# JOB
Give the number of lines in this listing that contain the word "location", and nothing else.

# DATA ROWS
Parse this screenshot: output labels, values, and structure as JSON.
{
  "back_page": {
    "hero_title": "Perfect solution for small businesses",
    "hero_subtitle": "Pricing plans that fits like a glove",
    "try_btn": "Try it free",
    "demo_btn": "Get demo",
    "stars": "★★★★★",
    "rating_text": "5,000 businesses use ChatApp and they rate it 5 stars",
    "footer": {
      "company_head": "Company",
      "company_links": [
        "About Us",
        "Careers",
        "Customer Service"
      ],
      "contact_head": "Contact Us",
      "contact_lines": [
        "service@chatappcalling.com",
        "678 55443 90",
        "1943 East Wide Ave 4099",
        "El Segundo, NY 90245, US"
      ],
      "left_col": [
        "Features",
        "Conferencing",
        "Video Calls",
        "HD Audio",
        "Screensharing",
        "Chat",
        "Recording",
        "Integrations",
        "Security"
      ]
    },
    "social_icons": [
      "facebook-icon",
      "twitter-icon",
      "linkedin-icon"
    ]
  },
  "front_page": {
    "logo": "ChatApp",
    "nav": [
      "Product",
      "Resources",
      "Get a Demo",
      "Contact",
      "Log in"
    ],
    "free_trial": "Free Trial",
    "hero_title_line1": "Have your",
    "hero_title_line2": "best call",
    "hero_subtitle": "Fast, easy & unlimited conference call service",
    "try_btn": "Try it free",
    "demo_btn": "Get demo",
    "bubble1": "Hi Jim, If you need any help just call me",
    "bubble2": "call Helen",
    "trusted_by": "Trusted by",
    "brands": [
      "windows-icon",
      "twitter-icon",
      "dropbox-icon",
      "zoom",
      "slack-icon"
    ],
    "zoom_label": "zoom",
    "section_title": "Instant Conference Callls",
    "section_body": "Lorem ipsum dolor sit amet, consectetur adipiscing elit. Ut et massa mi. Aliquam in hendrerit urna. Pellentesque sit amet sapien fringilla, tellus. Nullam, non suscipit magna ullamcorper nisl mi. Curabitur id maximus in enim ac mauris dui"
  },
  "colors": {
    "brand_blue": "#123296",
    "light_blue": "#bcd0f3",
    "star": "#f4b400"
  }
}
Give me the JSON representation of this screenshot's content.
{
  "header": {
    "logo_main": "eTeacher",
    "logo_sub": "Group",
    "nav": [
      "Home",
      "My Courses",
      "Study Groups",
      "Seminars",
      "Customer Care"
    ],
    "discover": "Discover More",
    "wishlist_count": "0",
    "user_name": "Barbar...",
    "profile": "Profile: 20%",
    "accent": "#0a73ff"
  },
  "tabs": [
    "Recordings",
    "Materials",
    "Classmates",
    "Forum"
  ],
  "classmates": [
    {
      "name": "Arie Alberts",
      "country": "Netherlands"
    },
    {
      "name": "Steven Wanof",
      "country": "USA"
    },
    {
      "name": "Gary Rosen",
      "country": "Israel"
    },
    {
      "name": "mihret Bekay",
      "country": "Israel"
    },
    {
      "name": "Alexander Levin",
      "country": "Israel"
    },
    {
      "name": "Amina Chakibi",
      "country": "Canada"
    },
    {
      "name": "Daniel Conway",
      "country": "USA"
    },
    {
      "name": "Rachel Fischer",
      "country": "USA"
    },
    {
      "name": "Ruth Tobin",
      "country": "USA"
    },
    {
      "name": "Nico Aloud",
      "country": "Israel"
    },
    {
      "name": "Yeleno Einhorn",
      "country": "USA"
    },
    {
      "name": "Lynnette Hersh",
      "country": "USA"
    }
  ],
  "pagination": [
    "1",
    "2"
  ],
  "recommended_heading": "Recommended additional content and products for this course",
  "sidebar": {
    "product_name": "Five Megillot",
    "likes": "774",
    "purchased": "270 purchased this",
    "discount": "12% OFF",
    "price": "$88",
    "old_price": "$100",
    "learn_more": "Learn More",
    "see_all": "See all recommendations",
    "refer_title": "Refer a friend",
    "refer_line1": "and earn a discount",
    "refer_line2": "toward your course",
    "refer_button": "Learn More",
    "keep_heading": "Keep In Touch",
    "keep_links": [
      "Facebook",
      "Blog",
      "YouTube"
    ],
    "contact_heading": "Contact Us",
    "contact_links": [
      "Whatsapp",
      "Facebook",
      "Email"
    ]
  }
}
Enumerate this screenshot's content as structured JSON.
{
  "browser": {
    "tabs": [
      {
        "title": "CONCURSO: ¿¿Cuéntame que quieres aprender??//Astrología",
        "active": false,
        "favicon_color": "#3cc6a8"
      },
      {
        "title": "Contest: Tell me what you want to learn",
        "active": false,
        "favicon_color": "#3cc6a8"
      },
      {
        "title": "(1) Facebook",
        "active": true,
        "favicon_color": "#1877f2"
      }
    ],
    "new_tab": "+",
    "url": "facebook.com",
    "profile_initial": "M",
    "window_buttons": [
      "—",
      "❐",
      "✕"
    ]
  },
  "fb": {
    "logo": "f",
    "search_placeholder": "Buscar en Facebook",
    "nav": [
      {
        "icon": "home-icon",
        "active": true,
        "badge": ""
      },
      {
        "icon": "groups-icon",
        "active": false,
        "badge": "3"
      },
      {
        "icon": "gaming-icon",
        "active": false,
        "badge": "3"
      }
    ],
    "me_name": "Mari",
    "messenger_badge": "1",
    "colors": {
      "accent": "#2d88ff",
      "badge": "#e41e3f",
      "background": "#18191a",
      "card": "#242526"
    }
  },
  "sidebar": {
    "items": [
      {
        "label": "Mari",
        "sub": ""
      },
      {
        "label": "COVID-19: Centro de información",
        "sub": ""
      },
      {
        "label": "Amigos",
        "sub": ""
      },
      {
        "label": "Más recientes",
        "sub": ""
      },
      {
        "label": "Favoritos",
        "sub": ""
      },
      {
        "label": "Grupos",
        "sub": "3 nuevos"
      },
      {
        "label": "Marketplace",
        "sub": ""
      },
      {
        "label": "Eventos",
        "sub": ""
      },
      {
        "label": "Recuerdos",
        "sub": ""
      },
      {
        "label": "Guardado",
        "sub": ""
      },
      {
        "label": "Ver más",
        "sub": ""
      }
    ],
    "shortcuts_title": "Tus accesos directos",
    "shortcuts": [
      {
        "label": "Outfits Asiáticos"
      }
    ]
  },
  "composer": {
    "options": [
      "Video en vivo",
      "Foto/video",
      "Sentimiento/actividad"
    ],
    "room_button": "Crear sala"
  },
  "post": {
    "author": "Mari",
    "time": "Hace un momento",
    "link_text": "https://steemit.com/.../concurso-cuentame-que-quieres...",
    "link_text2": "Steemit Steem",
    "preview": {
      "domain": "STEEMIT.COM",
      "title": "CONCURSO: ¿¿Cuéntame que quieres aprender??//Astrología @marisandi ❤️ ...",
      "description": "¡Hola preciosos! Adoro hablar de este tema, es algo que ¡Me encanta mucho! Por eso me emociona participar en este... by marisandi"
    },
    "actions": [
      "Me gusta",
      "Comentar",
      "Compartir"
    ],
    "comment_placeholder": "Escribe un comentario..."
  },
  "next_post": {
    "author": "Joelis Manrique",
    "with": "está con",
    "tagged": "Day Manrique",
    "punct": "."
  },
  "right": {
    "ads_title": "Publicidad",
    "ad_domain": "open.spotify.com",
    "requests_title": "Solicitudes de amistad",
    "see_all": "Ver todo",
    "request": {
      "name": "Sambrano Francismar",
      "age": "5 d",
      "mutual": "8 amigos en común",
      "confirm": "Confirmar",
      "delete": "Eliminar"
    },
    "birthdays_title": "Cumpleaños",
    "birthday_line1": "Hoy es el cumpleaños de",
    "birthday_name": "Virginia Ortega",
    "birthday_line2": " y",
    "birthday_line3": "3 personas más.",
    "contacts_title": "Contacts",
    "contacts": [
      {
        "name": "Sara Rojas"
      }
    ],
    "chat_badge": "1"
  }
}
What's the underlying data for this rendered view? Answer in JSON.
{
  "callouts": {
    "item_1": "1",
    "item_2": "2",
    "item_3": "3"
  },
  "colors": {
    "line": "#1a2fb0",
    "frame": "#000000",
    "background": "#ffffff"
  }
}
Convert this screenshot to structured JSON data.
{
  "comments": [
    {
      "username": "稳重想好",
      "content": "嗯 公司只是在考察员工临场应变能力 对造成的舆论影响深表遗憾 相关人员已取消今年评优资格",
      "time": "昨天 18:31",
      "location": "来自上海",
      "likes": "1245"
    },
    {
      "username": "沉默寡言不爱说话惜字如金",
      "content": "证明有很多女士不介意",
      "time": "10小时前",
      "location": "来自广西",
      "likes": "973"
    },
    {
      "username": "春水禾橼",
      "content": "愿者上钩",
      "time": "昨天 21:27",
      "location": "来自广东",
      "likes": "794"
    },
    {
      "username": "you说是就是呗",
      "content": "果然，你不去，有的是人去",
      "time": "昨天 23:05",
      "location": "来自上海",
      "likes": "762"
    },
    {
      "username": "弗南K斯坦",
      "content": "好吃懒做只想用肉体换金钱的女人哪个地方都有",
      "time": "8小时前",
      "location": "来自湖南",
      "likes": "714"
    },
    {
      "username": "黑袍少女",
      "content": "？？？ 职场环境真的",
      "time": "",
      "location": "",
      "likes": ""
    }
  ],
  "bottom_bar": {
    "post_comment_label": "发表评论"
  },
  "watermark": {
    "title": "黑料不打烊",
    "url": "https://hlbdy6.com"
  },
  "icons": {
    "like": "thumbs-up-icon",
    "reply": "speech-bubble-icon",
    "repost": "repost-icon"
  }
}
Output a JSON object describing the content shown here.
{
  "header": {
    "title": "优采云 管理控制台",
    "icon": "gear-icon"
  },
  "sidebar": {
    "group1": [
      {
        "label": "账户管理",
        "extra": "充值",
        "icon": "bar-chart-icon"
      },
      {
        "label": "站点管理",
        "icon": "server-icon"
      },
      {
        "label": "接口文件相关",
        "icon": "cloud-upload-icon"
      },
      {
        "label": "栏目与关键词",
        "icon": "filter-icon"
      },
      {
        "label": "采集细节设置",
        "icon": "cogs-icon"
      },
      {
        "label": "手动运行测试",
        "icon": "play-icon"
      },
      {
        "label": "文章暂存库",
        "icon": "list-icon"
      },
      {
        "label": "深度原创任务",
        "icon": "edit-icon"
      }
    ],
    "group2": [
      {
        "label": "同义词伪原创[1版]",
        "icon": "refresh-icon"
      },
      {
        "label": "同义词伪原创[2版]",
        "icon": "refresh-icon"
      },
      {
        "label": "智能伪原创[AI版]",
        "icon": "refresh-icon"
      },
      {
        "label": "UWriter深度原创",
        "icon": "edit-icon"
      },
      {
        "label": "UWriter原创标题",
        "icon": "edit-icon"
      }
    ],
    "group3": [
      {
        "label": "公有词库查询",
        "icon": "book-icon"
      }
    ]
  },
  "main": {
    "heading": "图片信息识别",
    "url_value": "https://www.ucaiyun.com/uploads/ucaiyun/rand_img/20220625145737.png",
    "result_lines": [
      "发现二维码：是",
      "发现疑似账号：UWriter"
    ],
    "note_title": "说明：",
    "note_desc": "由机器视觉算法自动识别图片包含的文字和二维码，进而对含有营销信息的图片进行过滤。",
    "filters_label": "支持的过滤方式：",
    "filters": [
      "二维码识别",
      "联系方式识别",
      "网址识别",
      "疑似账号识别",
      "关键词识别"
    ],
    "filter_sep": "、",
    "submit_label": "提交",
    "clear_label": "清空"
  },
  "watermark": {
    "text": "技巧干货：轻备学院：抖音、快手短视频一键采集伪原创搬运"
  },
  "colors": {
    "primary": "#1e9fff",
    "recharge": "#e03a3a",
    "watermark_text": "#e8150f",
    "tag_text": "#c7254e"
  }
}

# SOLUTION
6